▶ Task requirements: Find and copy every line in the records that includes the string "IntLib".

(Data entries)

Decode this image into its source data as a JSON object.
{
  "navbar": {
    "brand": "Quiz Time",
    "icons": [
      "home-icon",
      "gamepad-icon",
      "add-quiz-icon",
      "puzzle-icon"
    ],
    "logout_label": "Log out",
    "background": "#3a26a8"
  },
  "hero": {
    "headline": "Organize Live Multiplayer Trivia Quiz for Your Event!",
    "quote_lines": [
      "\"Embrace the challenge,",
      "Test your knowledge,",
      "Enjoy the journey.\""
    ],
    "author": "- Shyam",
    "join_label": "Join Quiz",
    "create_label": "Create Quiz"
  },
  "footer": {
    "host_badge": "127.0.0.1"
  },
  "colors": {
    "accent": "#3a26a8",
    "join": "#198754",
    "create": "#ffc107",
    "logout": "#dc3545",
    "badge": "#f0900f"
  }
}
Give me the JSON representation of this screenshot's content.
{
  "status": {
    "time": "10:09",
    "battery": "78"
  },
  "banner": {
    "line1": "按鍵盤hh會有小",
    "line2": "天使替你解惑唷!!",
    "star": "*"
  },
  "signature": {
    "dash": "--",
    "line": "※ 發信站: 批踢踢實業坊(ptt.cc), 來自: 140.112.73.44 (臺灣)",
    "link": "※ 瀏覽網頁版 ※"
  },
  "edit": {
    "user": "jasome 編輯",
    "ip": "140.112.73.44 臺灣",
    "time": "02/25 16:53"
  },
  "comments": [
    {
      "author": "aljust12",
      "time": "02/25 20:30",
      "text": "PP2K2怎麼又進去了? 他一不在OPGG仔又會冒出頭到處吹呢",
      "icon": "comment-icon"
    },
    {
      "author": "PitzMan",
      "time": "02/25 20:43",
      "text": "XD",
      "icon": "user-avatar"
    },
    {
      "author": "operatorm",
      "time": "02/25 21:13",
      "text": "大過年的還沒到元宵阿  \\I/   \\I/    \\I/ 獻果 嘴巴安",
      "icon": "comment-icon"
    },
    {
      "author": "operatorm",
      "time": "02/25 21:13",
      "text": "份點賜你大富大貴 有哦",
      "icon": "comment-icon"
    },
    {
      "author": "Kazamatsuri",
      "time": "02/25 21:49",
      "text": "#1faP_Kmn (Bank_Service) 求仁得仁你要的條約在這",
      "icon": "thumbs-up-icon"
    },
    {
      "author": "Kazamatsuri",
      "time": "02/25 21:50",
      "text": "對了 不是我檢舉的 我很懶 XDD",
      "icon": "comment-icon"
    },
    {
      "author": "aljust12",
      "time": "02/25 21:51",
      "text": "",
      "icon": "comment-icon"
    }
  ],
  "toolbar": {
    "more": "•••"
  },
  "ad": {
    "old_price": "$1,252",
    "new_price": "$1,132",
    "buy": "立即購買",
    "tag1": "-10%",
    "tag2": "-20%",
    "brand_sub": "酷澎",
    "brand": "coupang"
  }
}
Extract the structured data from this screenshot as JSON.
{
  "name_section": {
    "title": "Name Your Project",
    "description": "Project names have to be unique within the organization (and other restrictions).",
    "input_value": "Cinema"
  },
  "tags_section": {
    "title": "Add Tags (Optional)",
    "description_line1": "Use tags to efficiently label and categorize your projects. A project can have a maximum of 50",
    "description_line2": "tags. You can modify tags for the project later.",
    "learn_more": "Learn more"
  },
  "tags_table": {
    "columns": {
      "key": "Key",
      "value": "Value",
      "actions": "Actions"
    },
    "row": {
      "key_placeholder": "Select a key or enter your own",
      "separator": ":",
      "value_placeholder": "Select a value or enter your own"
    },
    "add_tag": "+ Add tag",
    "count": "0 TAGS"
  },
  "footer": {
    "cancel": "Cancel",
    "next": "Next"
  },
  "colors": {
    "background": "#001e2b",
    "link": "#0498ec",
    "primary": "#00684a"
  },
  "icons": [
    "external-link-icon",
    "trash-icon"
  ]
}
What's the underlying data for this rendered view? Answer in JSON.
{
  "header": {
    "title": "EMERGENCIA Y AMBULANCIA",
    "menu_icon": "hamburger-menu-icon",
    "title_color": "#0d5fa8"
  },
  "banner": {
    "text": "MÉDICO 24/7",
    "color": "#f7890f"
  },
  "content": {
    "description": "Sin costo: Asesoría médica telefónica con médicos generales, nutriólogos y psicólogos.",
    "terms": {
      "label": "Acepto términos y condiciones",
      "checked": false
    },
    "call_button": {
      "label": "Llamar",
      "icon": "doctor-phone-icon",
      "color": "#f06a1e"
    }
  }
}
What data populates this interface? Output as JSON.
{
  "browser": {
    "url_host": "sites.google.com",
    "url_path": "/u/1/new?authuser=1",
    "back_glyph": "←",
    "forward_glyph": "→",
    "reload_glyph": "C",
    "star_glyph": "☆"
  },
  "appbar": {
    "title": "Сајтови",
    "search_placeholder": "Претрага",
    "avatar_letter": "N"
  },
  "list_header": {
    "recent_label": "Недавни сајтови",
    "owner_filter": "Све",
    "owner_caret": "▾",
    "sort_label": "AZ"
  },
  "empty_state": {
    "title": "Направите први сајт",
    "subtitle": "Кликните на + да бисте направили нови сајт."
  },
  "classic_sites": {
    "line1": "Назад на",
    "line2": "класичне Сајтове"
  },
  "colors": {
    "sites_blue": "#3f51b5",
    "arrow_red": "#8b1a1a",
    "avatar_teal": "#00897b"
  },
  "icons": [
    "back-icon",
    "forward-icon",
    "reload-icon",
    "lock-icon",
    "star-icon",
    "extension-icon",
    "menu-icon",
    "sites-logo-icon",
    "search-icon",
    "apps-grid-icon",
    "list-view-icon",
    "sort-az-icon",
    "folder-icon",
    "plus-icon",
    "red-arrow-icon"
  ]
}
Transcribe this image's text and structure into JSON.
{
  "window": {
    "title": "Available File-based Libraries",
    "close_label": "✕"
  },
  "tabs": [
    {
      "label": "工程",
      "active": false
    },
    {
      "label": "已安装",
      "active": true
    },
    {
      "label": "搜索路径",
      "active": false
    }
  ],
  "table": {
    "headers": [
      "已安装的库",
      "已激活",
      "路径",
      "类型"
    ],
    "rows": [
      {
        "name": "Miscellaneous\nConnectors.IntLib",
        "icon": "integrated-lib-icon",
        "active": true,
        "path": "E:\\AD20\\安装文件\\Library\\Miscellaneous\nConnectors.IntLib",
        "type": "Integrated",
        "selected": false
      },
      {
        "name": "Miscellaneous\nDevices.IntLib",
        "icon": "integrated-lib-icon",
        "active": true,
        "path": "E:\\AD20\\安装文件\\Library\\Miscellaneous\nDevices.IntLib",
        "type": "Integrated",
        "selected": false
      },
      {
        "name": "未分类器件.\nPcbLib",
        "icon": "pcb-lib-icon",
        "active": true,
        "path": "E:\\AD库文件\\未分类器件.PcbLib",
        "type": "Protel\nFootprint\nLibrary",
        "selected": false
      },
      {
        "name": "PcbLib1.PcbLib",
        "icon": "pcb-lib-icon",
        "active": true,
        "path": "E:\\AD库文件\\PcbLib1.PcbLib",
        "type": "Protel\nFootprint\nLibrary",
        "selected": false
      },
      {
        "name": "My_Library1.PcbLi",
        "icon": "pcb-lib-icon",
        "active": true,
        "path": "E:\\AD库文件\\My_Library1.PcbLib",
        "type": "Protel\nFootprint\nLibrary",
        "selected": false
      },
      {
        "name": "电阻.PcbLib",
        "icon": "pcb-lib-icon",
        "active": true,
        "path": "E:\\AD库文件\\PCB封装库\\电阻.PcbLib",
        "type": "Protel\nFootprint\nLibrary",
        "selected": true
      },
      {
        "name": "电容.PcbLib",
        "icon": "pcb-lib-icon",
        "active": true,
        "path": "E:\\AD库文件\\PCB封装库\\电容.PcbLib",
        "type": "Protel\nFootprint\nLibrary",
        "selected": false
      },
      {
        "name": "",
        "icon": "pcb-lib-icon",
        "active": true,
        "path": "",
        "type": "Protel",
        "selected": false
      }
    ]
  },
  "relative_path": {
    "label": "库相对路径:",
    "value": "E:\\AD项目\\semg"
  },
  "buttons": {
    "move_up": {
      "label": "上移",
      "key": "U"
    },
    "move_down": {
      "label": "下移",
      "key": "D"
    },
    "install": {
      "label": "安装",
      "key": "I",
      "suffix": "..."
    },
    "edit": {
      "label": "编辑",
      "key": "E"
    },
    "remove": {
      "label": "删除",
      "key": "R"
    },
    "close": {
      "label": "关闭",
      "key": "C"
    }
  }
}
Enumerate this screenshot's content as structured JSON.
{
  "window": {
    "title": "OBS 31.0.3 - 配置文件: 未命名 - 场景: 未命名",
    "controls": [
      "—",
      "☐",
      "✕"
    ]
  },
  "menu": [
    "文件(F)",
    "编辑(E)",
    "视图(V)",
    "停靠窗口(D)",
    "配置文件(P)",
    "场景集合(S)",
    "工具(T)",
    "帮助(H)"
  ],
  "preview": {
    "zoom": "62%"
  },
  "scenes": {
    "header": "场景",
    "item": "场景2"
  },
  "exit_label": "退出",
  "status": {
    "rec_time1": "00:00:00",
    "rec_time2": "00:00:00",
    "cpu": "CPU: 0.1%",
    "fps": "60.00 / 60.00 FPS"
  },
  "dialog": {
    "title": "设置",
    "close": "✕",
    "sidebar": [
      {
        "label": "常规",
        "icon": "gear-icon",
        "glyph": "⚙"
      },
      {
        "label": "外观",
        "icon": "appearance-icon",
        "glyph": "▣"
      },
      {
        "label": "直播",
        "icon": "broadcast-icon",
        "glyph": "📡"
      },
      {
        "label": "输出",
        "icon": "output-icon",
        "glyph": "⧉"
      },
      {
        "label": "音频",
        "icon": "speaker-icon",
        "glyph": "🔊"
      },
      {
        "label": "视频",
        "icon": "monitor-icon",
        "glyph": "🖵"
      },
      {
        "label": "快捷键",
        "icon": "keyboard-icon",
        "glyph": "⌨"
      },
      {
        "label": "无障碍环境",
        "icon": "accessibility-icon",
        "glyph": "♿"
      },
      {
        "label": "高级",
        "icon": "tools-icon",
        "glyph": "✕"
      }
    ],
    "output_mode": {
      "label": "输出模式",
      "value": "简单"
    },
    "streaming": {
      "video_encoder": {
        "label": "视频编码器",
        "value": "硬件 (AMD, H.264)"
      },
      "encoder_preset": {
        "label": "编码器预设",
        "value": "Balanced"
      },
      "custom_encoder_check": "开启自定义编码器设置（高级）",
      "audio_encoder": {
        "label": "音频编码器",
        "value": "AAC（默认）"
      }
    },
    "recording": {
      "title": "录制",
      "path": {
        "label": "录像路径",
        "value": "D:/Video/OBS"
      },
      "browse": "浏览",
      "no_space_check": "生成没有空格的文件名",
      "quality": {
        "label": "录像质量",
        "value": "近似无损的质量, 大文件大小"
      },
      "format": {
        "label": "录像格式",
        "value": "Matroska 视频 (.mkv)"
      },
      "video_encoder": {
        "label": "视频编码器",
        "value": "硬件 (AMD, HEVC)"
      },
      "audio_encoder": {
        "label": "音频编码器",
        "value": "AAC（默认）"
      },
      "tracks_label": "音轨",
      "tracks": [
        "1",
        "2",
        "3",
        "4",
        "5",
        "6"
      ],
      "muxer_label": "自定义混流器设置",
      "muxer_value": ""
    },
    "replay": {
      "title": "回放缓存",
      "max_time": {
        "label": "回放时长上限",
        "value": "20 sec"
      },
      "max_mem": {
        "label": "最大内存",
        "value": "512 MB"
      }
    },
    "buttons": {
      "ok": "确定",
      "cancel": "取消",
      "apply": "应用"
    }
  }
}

▶ Response for this exercise:
        "name": "Miscellaneous\nConnectors.IntLib",
        "path": "E:\\AD20\\安装文件\\Library\\Miscellaneous\nConnectors.IntLib",
        "name": "Miscellaneous\nDevices.IntLib",
        "path": "E:\\AD20\\安装文件\\Library\\Miscellaneous\nDevices.IntLib",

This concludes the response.